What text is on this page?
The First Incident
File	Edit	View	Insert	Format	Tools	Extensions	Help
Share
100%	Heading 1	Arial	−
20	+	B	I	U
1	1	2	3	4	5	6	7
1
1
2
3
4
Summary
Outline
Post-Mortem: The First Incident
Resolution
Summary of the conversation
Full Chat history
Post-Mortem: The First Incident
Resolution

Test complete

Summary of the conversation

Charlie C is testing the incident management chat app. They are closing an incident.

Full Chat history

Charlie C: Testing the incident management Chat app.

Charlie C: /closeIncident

_____

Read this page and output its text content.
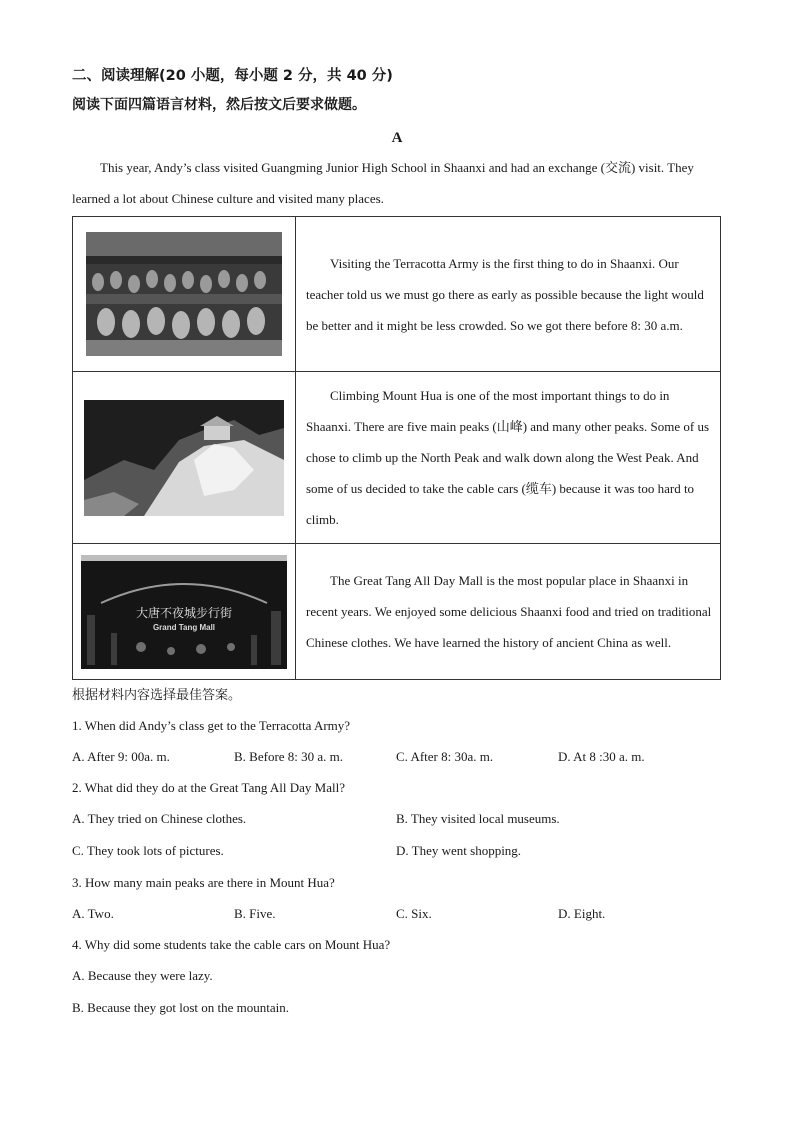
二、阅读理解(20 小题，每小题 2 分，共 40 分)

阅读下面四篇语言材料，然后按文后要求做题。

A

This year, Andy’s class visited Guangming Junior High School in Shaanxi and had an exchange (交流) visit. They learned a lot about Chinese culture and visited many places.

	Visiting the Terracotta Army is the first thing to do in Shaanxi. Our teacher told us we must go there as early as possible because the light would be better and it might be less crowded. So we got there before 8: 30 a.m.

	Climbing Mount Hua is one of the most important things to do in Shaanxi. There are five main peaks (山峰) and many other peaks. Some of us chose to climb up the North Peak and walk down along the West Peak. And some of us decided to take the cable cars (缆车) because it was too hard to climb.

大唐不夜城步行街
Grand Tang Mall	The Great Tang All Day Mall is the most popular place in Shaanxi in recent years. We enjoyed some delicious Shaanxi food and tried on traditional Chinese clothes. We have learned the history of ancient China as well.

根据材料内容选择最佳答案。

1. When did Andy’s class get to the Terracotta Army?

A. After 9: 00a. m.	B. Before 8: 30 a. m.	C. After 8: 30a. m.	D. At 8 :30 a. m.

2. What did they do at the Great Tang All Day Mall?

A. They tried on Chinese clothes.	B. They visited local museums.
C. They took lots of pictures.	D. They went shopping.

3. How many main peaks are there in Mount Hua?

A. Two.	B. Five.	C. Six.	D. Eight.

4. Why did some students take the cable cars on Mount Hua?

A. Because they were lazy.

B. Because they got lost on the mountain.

_____

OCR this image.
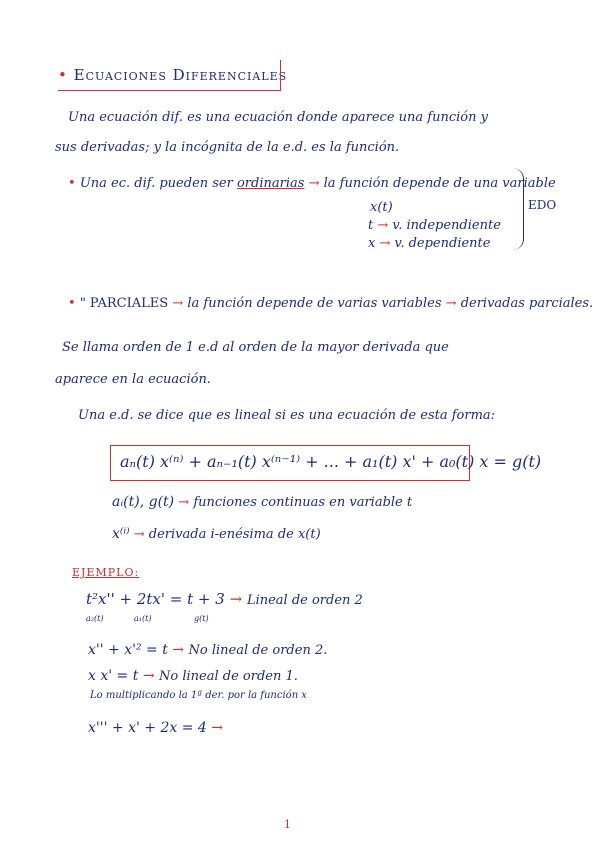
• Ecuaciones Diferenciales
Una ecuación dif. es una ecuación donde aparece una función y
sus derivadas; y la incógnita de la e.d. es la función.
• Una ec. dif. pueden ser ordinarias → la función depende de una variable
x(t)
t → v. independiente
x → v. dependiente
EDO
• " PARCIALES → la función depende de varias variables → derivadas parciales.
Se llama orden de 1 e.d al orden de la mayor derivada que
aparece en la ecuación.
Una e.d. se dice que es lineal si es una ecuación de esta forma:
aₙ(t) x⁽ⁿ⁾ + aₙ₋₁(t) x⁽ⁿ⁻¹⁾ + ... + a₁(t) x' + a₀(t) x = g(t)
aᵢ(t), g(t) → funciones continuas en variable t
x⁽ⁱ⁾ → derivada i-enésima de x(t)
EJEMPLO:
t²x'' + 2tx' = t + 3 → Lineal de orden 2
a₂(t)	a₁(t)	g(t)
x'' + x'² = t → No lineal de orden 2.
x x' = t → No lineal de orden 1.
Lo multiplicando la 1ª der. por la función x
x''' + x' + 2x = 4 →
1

_____

Written problem >> Report every line containing the word "clothes" from the listing above.

Written response >>
Grand Tang Mall	The Great Tang All Day Mall is the most popular place in Shaanxi in recent years. We enjoyed some delicious Shaanxi food and tried on traditional Chinese clothes. We have learned the history of ancient China as well.
A. They tried on Chinese clothes.	B. They visited local museums.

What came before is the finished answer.